- **What you will do**
Will you transcribe the entries that follow, exactly and in full?

- **Provided material**
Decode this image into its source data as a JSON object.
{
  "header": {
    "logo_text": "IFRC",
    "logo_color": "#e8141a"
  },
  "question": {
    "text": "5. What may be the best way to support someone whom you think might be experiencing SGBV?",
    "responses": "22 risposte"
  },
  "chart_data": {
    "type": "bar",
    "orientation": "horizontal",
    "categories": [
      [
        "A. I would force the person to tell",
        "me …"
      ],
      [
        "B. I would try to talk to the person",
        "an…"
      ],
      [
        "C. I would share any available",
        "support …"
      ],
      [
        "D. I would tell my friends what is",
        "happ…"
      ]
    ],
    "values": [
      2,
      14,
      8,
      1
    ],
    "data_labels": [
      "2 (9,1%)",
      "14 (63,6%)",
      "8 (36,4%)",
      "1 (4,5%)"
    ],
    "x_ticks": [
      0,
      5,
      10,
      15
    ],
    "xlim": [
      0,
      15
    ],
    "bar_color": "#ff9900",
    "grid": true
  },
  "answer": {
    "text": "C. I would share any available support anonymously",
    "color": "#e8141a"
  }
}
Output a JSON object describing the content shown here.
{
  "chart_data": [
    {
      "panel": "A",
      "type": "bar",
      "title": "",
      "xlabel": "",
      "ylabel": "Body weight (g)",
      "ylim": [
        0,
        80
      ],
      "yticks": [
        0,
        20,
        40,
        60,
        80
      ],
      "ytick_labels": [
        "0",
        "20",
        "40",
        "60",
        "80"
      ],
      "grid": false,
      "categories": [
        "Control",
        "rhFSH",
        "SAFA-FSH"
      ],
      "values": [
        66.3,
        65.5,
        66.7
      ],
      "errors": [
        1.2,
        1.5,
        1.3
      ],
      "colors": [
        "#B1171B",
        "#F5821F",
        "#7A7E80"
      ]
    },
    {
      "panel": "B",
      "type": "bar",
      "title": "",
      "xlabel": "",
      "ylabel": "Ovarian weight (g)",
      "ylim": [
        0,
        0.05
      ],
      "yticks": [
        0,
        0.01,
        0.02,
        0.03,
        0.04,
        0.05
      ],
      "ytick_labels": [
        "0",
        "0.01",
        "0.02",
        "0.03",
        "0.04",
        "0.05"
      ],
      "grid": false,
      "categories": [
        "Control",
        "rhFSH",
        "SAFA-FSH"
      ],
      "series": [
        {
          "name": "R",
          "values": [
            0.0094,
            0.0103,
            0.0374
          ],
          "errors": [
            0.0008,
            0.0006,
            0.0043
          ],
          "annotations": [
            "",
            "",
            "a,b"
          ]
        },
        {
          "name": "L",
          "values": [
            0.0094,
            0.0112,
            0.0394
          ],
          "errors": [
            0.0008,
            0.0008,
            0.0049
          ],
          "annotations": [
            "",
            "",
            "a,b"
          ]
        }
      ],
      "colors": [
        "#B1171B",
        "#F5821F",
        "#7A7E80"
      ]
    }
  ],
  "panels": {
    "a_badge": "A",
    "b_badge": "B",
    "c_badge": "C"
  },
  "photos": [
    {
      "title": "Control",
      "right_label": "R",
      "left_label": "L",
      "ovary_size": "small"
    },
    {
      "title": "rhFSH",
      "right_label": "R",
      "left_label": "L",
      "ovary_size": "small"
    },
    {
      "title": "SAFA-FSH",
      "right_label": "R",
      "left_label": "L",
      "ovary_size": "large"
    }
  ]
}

- **The response**
Decode this image into its source data as a JSON object.
{
  "header": {
    "logo_text": "IFRC",
    "logo_color": "#e8141a"
  },
  "question": {
    "text": "5. What may be the best way to support someone whom you think might be experiencing SGBV?",
    "responses": "22 risposte"
  },
  "chart_data": {
    "type": "bar",
    "orientation": "horizontal",
    "categories": [
      [
        "A. I would force the person to tell",
        "me …"
      ],
      [
        "B. I would try to talk to the person",
        "an…"
      ],
      [
        "C. I would share any available",
        "support …"
      ],
      [
        "D. I would tell my friends what is",
        "happ…"
      ]
    ],
    "values": [
      2,
      14,
      8,
      1
    ],
    "data_labels": [
      "2 (9,1%)",
      "14 (63,6%)",
      "8 (36,4%)",
      "1 (4,5%)"
    ],
    "x_ticks": [
      0,
      5,
      10,
      15
    ],
    "xlim": [
      0,
      15
    ],
    "bar_color": "#ff9900",
    "grid": true
  },
  "answer": {
    "text": "C. I would share any available support anonymously",
    "color": "#e8141a"
  }
}
Output a JSON object describing the content shown here.
{
  "chart_data": [
    {
      "panel": "A",
      "type": "bar",
      "title": "",
      "xlabel": "",
      "ylabel": "Body weight (g)",
      "ylim": [
        0,
        80
      ],
      "yticks": [
        0,
        20,
        40,
        60,
        80
      ],
      "ytick_labels": [
        "0",
        "20",
        "40",
        "60",
        "80"
      ],
      "grid": false,
      "categories": [
        "Control",
        "rhFSH",
        "SAFA-FSH"
      ],
      "values": [
        66.3,
        65.5,
        66.7
      ],
      "errors": [
        1.2,
        1.5,
        1.3
      ],
      "colors": [
        "#B1171B",
        "#F5821F",
        "#7A7E80"
      ]
    },
    {
      "panel": "B",
      "type": "bar",
      "title": "",
      "xlabel": "",
      "ylabel": "Ovarian weight (g)",
      "ylim": [
        0,
        0.05
      ],
      "yticks": [
        0,
        0.01,
        0.02,
        0.03,
        0.04,
        0.05
      ],
      "ytick_labels": [
        "0",
        "0.01",
        "0.02",
        "0.03",
        "0.04",
        "0.05"
      ],
      "grid": false,
      "categories": [
        "Control",
        "rhFSH",
        "SAFA-FSH"
      ],
      "series": [
        {
          "name": "R",
          "values": [
            0.0094,
            0.0103,
            0.0374
          ],
          "errors": [
            0.0008,
            0.0006,
            0.0043
          ],
          "annotations": [
            "",
            "",
            "a,b"
          ]
        },
        {
          "name": "L",
          "values": [
            0.0094,
            0.0112,
            0.0394
          ],
          "errors": [
            0.0008,
            0.0008,
            0.0049
          ],
          "annotations": [
            "",
            "",
            "a,b"
          ]
        }
      ],
      "colors": [
        "#B1171B",
        "#F5821F",
        "#7A7E80"
      ]
    }
  ],
  "panels": {
    "a_badge": "A",
    "b_badge": "B",
    "c_badge": "C"
  },
  "photos": [
    {
      "title": "Control",
      "right_label": "R",
      "left_label": "L",
      "ovary_size": "small"
    },
    {
      "title": "rhFSH",
      "right_label": "R",
      "left_label": "L",
      "ovary_size": "small"
    },
    {
      "title": "SAFA-FSH",
      "right_label": "R",
      "left_label": "L",
      "ovary_size": "large"
    }
  ]
}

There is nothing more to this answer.